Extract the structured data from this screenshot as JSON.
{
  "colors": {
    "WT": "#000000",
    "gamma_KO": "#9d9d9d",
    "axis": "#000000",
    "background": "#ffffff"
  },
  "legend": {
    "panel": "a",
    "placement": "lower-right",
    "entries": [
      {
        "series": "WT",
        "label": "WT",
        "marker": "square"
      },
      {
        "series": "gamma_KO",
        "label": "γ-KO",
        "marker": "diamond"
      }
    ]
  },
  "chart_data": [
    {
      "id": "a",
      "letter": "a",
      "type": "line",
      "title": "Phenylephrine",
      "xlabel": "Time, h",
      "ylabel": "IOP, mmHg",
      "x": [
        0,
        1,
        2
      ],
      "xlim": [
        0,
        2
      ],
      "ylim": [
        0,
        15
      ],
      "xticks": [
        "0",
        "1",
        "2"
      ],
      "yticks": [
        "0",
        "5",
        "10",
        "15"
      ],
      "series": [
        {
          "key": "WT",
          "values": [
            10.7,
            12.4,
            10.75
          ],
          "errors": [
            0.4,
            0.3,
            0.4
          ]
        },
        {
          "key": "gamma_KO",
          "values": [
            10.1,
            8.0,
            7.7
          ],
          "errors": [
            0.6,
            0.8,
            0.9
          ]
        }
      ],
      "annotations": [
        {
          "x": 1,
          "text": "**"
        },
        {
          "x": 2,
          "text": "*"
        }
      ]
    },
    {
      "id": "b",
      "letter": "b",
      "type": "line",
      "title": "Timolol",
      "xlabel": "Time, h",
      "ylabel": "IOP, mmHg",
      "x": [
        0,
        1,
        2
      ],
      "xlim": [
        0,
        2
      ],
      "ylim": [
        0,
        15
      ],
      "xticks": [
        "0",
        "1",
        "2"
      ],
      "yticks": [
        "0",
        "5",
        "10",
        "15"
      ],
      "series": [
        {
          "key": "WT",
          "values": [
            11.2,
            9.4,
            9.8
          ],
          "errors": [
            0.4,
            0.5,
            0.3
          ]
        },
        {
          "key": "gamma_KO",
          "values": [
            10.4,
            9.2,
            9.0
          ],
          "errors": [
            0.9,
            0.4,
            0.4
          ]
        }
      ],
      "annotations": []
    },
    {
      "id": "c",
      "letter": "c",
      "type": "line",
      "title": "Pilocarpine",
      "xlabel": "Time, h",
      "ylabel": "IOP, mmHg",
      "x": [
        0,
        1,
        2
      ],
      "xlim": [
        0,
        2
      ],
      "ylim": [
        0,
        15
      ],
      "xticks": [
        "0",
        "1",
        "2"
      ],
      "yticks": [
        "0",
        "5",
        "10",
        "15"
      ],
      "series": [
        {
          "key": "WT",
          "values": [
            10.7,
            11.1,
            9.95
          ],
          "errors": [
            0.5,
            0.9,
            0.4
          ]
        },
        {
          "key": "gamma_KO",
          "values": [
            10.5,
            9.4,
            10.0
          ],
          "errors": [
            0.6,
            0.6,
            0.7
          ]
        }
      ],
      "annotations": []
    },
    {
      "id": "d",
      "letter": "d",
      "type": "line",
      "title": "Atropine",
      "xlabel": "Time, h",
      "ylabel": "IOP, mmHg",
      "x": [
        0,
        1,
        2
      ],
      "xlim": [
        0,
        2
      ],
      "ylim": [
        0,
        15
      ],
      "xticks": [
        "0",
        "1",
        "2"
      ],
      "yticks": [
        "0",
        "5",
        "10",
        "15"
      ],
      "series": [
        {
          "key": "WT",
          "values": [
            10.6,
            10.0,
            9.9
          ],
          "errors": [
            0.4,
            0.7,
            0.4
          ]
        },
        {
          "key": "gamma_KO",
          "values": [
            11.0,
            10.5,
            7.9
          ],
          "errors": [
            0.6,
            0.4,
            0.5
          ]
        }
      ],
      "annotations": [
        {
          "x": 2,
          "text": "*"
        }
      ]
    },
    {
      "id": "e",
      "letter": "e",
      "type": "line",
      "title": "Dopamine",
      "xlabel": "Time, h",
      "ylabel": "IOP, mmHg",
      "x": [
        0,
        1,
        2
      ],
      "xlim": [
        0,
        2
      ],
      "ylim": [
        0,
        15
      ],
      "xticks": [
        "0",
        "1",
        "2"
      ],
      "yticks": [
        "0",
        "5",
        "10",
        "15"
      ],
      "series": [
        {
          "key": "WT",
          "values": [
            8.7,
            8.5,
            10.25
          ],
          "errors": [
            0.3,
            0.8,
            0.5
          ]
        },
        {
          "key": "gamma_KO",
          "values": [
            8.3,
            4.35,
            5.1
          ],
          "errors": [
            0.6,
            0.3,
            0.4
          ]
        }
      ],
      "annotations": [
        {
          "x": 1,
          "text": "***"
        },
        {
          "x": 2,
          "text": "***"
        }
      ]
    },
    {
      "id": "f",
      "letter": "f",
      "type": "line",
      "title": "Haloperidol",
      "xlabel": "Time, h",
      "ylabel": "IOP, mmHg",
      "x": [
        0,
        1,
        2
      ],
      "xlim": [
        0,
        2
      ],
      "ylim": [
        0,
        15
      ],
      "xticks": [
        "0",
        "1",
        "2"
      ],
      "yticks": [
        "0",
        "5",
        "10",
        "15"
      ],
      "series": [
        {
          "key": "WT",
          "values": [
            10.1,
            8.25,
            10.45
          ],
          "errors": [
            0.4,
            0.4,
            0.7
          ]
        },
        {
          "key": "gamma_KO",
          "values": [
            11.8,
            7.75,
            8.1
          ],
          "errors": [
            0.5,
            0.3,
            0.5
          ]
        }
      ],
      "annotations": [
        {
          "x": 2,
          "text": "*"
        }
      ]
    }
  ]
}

[BRIEF]:
Extract the complete listing above, reproducing each line exactly.

[EXERCISE SOLUTION]:
Extract the structured data from this screenshot as JSON.
{
  "colors": {
    "WT": "#000000",
    "gamma_KO": "#9d9d9d",
    "axis": "#000000",
    "background": "#ffffff"
  },
  "legend": {
    "panel": "a",
    "placement": "lower-right",
    "entries": [
      {
        "series": "WT",
        "label": "WT",
        "marker": "square"
      },
      {
        "series": "gamma_KO",
        "label": "γ-KO",
        "marker": "diamond"
      }
    ]
  },
  "chart_data": [
    {
      "id": "a",
      "letter": "a",
      "type": "line",
      "title": "Phenylephrine",
      "xlabel": "Time, h",
      "ylabel": "IOP, mmHg",
      "x": [
        0,
        1,
        2
      ],
      "xlim": [
        0,
        2
      ],
      "ylim": [
        0,
        15
      ],
      "xticks": [
        "0",
        "1",
        "2"
      ],
      "yticks": [
        "0",
        "5",
        "10",
        "15"
      ],
      "series": [
        {
          "key": "WT",
          "values": [
            10.7,
            12.4,
            10.75
          ],
          "errors": [
            0.4,
            0.3,
            0.4
          ]
        },
        {
          "key": "gamma_KO",
          "values": [
            10.1,
            8.0,
            7.7
          ],
          "errors": [
            0.6,
            0.8,
            0.9
          ]
        }
      ],
      "annotations": [
        {
          "x": 1,
          "text": "**"
        },
        {
          "x": 2,
          "text": "*"
        }
      ]
    },
    {
      "id": "b",
      "letter": "b",
      "type": "line",
      "title": "Timolol",
      "xlabel": "Time, h",
      "ylabel": "IOP, mmHg",
      "x": [
        0,
        1,
        2
      ],
      "xlim": [
        0,
        2
      ],
      "ylim": [
        0,
        15
      ],
      "xticks": [
        "0",
        "1",
        "2"
      ],
      "yticks": [
        "0",
        "5",
        "10",
        "15"
      ],
      "series": [
        {
          "key": "WT",
          "values": [
            11.2,
            9.4,
            9.8
          ],
          "errors": [
            0.4,
            0.5,
            0.3
          ]
        },
        {
          "key": "gamma_KO",
          "values": [
            10.4,
            9.2,
            9.0
          ],
          "errors": [
            0.9,
            0.4,
            0.4
          ]
        }
      ],
      "annotations": []
    },
    {
      "id": "c",
      "letter": "c",
      "type": "line",
      "title": "Pilocarpine",
      "xlabel": "Time, h",
      "ylabel": "IOP, mmHg",
      "x": [
        0,
        1,
        2
      ],
      "xlim": [
        0,
        2
      ],
      "ylim": [
        0,
        15
      ],
      "xticks": [
        "0",
        "1",
        "2"
      ],
      "yticks": [
        "0",
        "5",
        "10",
        "15"
      ],
      "series": [
        {
          "key": "WT",
          "values": [
            10.7,
            11.1,
            9.95
          ],
          "errors": [
            0.5,
            0.9,
            0.4
          ]
        },
        {
          "key": "gamma_KO",
          "values": [
            10.5,
            9.4,
            10.0
          ],
          "errors": [
            0.6,
            0.6,
            0.7
          ]
        }
      ],
      "annotations": []
    },
    {
      "id": "d",
      "letter": "d",
      "type": "line",
      "title": "Atropine",
      "xlabel": "Time, h",
      "ylabel": "IOP, mmHg",
      "x": [
        0,
        1,
        2
      ],
      "xlim": [
        0,
        2
      ],
      "ylim": [
        0,
        15
      ],
      "xticks": [
        "0",
        "1",
        "2"
      ],
      "yticks": [
        "0",
        "5",
        "10",
        "15"
      ],
      "series": [
        {
          "key": "WT",
          "values": [
            10.6,
            10.0,
            9.9
          ],
          "errors": [
            0.4,
            0.7,
            0.4
          ]
        },
        {
          "key": "gamma_KO",
          "values": [
            11.0,
            10.5,
            7.9
          ],
          "errors": [
            0.6,
            0.4,
            0.5
          ]
        }
      ],
      "annotations": [
        {
          "x": 2,
          "text": "*"
        }
      ]
    },
    {
      "id": "e",
      "letter": "e",
      "type": "line",
      "title": "Dopamine",
      "xlabel": "Time, h",
      "ylabel": "IOP, mmHg",
      "x": [
        0,
        1,
        2
      ],
      "xlim": [
        0,
        2
      ],
      "ylim": [
        0,
        15
      ],
      "xticks": [
        "0",
        "1",
        "2"
      ],
      "yticks": [
        "0",
        "5",
        "10",
        "15"
      ],
      "series": [
        {
          "key": "WT",
          "values": [
            8.7,
            8.5,
            10.25
          ],
          "errors": [
            0.3,
            0.8,
            0.5
          ]
        },
        {
          "key": "gamma_KO",
          "values": [
            8.3,
            4.35,
            5.1
          ],
          "errors": [
            0.6,
            0.3,
            0.4
          ]
        }
      ],
      "annotations": [
        {
          "x": 1,
          "text": "***"
        },
        {
          "x": 2,
          "text": "***"
        }
      ]
    },
    {
      "id": "f",
      "letter": "f",
      "type": "line",
      "title": "Haloperidol",
      "xlabel": "Time, h",
      "ylabel": "IOP, mmHg",
      "x": [
        0,
        1,
        2
      ],
      "xlim": [
        0,
        2
      ],
      "ylim": [
        0,
        15
      ],
      "xticks": [
        "0",
        "1",
        "2"
      ],
      "yticks": [
        "0",
        "5",
        "10",
        "15"
      ],
      "series": [
        {
          "key": "WT",
          "values": [
            10.1,
            8.25,
            10.45
          ],
          "errors": [
            0.4,
            0.4,
            0.7
          ]
        },
        {
          "key": "gamma_KO",
          "values": [
            11.8,
            7.75,
            8.1
          ],
          "errors": [
            0.5,
            0.3,
            0.5
          ]
        }
      ],
      "annotations": [
        {
          "x": 2,
          "text": "*"
        }
      ]
    }
  ]
}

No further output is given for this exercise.